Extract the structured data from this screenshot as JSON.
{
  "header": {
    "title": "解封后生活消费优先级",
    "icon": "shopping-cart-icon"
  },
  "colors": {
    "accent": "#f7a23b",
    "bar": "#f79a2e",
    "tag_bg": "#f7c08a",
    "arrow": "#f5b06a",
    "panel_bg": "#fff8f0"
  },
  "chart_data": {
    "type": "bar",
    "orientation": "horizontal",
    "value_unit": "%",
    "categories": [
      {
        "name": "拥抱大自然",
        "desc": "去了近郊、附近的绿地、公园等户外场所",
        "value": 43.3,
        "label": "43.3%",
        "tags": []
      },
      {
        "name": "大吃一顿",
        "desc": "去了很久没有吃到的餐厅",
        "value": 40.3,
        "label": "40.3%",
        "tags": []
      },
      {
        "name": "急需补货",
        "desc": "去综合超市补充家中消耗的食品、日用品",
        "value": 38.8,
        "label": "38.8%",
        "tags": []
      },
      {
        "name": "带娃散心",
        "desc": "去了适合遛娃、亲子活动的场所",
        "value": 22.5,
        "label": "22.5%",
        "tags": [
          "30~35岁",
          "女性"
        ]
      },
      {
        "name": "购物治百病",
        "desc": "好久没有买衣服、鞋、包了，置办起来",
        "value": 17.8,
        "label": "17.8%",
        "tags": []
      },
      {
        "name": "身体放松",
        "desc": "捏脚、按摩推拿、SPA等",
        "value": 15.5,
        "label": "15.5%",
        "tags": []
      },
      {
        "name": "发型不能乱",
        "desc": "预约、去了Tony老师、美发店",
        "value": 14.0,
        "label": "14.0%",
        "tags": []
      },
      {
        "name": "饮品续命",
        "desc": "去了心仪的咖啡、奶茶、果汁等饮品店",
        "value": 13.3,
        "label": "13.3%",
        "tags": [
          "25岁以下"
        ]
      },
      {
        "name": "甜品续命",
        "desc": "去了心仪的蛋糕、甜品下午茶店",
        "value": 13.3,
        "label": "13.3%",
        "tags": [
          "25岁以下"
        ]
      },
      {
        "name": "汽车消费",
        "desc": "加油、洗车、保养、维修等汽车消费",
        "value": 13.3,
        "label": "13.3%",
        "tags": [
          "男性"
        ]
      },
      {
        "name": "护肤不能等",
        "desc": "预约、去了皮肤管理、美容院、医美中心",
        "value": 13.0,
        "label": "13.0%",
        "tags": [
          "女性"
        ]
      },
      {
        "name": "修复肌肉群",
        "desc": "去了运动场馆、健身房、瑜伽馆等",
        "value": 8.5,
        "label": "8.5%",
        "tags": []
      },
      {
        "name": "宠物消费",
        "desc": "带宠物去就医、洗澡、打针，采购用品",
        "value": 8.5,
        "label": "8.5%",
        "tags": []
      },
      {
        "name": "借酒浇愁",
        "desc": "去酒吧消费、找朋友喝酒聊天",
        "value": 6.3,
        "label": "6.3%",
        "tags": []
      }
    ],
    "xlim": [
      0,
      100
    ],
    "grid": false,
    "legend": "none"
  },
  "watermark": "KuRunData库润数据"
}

________

WORK TO COMPLETE: From the records above, extract every line exactly as it stands.

CORRECT OUTPUT:
Extract the structured data from this screenshot as JSON.
{
  "header": {
    "title": "解封后生活消费优先级",
    "icon": "shopping-cart-icon"
  },
  "colors": {
    "accent": "#f7a23b",
    "bar": "#f79a2e",
    "tag_bg": "#f7c08a",
    "arrow": "#f5b06a",
    "panel_bg": "#fff8f0"
  },
  "chart_data": {
    "type": "bar",
    "orientation": "horizontal",
    "value_unit": "%",
    "categories": [
      {
        "name": "拥抱大自然",
        "desc": "去了近郊、附近的绿地、公园等户外场所",
        "value": 43.3,
        "label": "43.3%",
        "tags": []
      },
      {
        "name": "大吃一顿",
        "desc": "去了很久没有吃到的餐厅",
        "value": 40.3,
        "label": "40.3%",
        "tags": []
      },
      {
        "name": "急需补货",
        "desc": "去综合超市补充家中消耗的食品、日用品",
        "value": 38.8,
        "label": "38.8%",
        "tags": []
      },
      {
        "name": "带娃散心",
        "desc": "去了适合遛娃、亲子活动的场所",
        "value": 22.5,
        "label": "22.5%",
        "tags": [
          "30~35岁",
          "女性"
        ]
      },
      {
        "name": "购物治百病",
        "desc": "好久没有买衣服、鞋、包了，置办起来",
        "value": 17.8,
        "label": "17.8%",
        "tags": []
      },
      {
        "name": "身体放松",
        "desc": "捏脚、按摩推拿、SPA等",
        "value": 15.5,
        "label": "15.5%",
        "tags": []
      },
      {
        "name": "发型不能乱",
        "desc": "预约、去了Tony老师、美发店",
        "value": 14.0,
        "label": "14.0%",
        "tags": []
      },
      {
        "name": "饮品续命",
        "desc": "去了心仪的咖啡、奶茶、果汁等饮品店",
        "value": 13.3,
        "label": "13.3%",
        "tags": [
          "25岁以下"
        ]
      },
      {
        "name": "甜品续命",
        "desc": "去了心仪的蛋糕、甜品下午茶店",
        "value": 13.3,
        "label": "13.3%",
        "tags": [
          "25岁以下"
        ]
      },
      {
        "name": "汽车消费",
        "desc": "加油、洗车、保养、维修等汽车消费",
        "value": 13.3,
        "label": "13.3%",
        "tags": [
          "男性"
        ]
      },
      {
        "name": "护肤不能等",
        "desc": "预约、去了皮肤管理、美容院、医美中心",
        "value": 13.0,
        "label": "13.0%",
        "tags": [
          "女性"
        ]
      },
      {
        "name": "修复肌肉群",
        "desc": "去了运动场馆、健身房、瑜伽馆等",
        "value": 8.5,
        "label": "8.5%",
        "tags": []
      },
      {
        "name": "宠物消费",
        "desc": "带宠物去就医、洗澡、打针，采购用品",
        "value": 8.5,
        "label": "8.5%",
        "tags": []
      },
      {
        "name": "借酒浇愁",
        "desc": "去酒吧消费、找朋友喝酒聊天",
        "value": 6.3,
        "label": "6.3%",
        "tags": []
      }
    ],
    "xlim": [
      0,
      100
    ],
    "grid": false,
    "legend": "none"
  },
  "watermark": "KuRunData库润数据"
}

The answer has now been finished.